Set task
Locate the lines where "وجمعه" occurs and copy them as they stand.

** START OF Supplied entries **

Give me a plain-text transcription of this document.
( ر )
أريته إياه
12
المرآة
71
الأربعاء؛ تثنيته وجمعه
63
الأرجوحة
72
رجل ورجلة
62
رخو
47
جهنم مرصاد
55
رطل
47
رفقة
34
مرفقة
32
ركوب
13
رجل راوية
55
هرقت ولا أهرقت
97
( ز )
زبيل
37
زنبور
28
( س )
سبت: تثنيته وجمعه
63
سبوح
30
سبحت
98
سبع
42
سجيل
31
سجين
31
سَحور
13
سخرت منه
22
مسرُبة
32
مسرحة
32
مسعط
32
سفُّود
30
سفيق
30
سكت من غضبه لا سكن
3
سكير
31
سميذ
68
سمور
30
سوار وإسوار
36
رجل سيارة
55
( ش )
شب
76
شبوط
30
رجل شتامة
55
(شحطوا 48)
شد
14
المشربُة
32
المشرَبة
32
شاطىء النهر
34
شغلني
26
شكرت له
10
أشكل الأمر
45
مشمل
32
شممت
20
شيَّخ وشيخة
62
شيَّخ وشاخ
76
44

** END OF Supplied entries **

In response
الأربعاء؛ تثنيته وجمعه
سبت: تثنيته وجمعه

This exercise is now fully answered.